- THE TASK -
Rename "bar-side-face" to "bar-lateral-face" in the lines beginning with the one containing "y-axis-title: Cantidad de" and running through the one containing "gridline [97, 177, 839, 246]", and give back only those lines with nothing else changed.

>> BEGIN

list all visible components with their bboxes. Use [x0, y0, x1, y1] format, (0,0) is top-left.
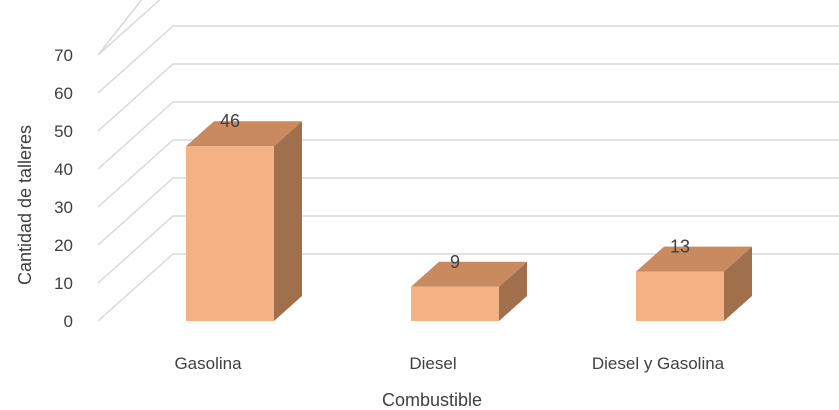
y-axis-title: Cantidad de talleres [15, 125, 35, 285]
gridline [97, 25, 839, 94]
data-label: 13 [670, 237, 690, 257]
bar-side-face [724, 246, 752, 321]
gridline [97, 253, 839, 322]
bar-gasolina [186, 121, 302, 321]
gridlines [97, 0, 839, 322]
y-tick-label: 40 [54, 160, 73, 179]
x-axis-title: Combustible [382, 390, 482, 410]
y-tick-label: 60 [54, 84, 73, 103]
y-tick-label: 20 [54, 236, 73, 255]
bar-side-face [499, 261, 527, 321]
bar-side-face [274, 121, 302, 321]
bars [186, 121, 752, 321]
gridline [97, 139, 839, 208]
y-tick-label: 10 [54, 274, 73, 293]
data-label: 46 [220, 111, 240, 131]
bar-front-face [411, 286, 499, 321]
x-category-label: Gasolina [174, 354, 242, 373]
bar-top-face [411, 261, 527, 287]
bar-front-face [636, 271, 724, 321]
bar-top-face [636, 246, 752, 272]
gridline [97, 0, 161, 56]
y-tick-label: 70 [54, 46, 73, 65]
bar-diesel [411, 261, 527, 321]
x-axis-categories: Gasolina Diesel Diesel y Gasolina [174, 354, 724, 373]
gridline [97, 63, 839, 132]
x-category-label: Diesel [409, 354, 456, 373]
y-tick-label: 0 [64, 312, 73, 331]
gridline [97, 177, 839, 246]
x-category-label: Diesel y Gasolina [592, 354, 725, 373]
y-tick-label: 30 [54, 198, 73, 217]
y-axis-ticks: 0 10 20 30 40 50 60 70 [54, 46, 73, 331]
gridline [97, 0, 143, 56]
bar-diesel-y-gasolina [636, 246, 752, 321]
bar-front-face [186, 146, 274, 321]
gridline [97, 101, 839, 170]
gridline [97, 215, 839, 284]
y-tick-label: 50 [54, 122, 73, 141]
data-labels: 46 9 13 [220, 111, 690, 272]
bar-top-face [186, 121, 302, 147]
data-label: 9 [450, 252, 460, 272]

>> END
>> BEGIN

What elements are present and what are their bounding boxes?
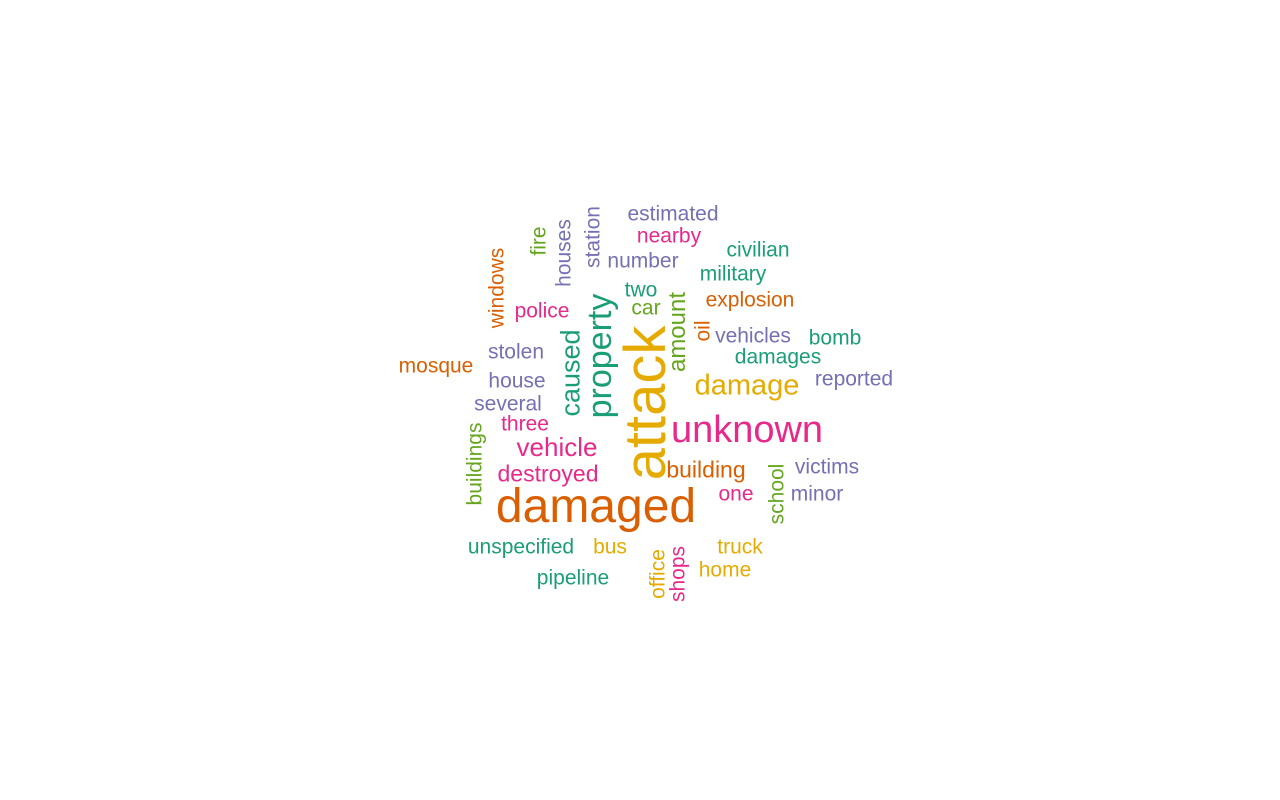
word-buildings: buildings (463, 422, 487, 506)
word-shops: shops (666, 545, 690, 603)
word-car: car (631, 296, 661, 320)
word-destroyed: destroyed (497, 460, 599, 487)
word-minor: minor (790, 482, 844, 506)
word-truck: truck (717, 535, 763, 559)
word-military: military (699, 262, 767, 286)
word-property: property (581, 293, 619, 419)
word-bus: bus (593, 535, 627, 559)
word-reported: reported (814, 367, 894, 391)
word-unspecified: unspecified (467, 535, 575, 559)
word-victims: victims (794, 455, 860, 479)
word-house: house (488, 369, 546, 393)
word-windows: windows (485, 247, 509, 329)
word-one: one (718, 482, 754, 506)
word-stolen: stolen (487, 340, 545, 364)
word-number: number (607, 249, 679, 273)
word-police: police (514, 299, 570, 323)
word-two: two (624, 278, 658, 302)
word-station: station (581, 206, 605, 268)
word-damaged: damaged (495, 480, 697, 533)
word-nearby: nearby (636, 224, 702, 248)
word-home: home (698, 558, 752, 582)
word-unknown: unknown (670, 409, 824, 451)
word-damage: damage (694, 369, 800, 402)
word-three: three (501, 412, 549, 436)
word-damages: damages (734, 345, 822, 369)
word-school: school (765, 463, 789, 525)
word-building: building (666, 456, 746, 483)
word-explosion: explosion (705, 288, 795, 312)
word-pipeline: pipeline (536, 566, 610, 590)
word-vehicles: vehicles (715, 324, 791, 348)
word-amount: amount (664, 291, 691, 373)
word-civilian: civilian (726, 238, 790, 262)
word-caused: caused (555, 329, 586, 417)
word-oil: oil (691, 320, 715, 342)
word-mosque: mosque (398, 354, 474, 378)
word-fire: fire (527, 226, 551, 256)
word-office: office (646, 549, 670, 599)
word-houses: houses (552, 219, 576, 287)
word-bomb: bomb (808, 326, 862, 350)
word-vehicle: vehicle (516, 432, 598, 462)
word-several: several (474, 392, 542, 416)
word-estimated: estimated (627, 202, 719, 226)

>> END

- WRITTEN RESPONSE -
y-axis-title: Cantidad de talleres [15, 125, 35, 285]
gridline [97, 25, 839, 94]
data-label: 13 [670, 237, 690, 257]
bar-lateral-face [724, 246, 752, 321]
gridline [97, 253, 839, 322]
bar-gasolina [186, 121, 302, 321]
gridlines [97, 0, 839, 322]
y-tick-label: 40 [54, 160, 73, 179]
x-axis-title: Combustible [382, 390, 482, 410]
y-tick-label: 60 [54, 84, 73, 103]
y-tick-label: 20 [54, 236, 73, 255]
bar-lateral-face [499, 261, 527, 321]
bar-lateral-face [274, 121, 302, 321]
bars [186, 121, 752, 321]
gridline [97, 139, 839, 208]
y-tick-label: 10 [54, 274, 73, 293]
data-label: 46 [220, 111, 240, 131]
bar-front-face [411, 286, 499, 321]
x-category-label: Gasolina [174, 354, 242, 373]
bar-top-face [411, 261, 527, 287]
bar-front-face [636, 271, 724, 321]
bar-top-face [636, 246, 752, 272]
gridline [97, 0, 161, 56]
y-tick-label: 70 [54, 46, 73, 65]
bar-diesel [411, 261, 527, 321]
x-axis-categories: Gasolina Diesel Diesel y Gasolina [174, 354, 724, 373]
gridline [97, 63, 839, 132]
x-category-label: Diesel [409, 354, 456, 373]
y-tick-label: 0 [64, 312, 73, 331]
gridline [97, 177, 839, 246]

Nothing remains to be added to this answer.